Task description: Would you write out the entries below, every one of them, exactly?

Stored data
/---
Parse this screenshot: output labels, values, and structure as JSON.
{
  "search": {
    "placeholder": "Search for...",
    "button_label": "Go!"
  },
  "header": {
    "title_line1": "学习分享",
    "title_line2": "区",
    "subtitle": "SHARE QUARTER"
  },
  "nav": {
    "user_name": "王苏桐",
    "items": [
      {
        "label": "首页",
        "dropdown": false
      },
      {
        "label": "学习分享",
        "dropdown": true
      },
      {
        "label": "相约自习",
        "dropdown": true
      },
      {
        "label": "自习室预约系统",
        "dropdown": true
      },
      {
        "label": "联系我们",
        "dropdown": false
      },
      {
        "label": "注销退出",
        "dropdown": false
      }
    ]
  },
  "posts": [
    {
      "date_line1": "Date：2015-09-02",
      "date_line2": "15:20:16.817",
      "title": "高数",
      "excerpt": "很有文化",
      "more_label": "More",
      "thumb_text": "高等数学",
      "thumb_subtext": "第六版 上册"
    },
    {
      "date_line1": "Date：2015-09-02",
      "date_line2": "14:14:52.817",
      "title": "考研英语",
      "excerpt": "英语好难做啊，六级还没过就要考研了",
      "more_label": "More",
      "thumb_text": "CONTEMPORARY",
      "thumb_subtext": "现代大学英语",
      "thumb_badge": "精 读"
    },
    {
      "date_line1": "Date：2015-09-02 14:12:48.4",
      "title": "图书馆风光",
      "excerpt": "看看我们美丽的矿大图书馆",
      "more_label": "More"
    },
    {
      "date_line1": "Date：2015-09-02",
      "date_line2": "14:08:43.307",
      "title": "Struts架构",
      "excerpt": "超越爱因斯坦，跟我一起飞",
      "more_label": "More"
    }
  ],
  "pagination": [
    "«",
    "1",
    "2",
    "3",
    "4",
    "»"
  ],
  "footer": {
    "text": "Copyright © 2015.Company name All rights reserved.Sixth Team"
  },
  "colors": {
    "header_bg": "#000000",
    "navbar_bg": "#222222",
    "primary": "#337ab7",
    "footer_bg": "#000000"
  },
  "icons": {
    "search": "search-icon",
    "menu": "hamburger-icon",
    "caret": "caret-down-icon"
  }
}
\---
The answer:
Parse this screenshot: output labels, values, and structure as JSON.
{
  "search": {
    "placeholder": "Search for...",
    "button_label": "Go!"
  },
  "header": {
    "title_line1": "学习分享",
    "title_line2": "区",
    "subtitle": "SHARE QUARTER"
  },
  "nav": {
    "user_name": "王苏桐",
    "items": [
      {
        "label": "首页",
        "dropdown": false
      },
      {
        "label": "学习分享",
        "dropdown": true
      },
      {
        "label": "相约自习",
        "dropdown": true
      },
      {
        "label": "自习室预约系统",
        "dropdown": true
      },
      {
        "label": "联系我们",
        "dropdown": false
      },
      {
        "label": "注销退出",
        "dropdown": false
      }
    ]
  },
  "posts": [
    {
      "date_line1": "Date：2015-09-02",
      "date_line2": "15:20:16.817",
      "title": "高数",
      "excerpt": "很有文化",
      "more_label": "More",
      "thumb_text": "高等数学",
      "thumb_subtext": "第六版 上册"
    },
    {
      "date_line1": "Date：2015-09-02",
      "date_line2": "14:14:52.817",
      "title": "考研英语",
      "excerpt": "英语好难做啊，六级还没过就要考研了",
      "more_label": "More",
      "thumb_text": "CONTEMPORARY",
      "thumb_subtext": "现代大学英语",
      "thumb_badge": "精 读"
    },
    {
      "date_line1": "Date：2015-09-02 14:12:48.4",
      "title": "图书馆风光",
      "excerpt": "看看我们美丽的矿大图书馆",
      "more_label": "More"
    },
    {
      "date_line1": "Date：2015-09-02",
      "date_line2": "14:08:43.307",
      "title": "Struts架构",
      "excerpt": "超越爱因斯坦，跟我一起飞",
      "more_label": "More"
    }
  ],
  "pagination": [
    "«",
    "1",
    "2",
    "3",
    "4",
    "»"
  ],
  "footer": {
    "text": "Copyright © 2015.Company name All rights reserved.Sixth Team"
  },
  "colors": {
    "header_bg": "#000000",
    "navbar_bg": "#222222",
    "primary": "#337ab7",
    "footer_bg": "#000000"
  },
  "icons": {
    "search": "search-icon",
    "menu": "hamburger-icon",
    "caret": "caret-down-icon"
  }
}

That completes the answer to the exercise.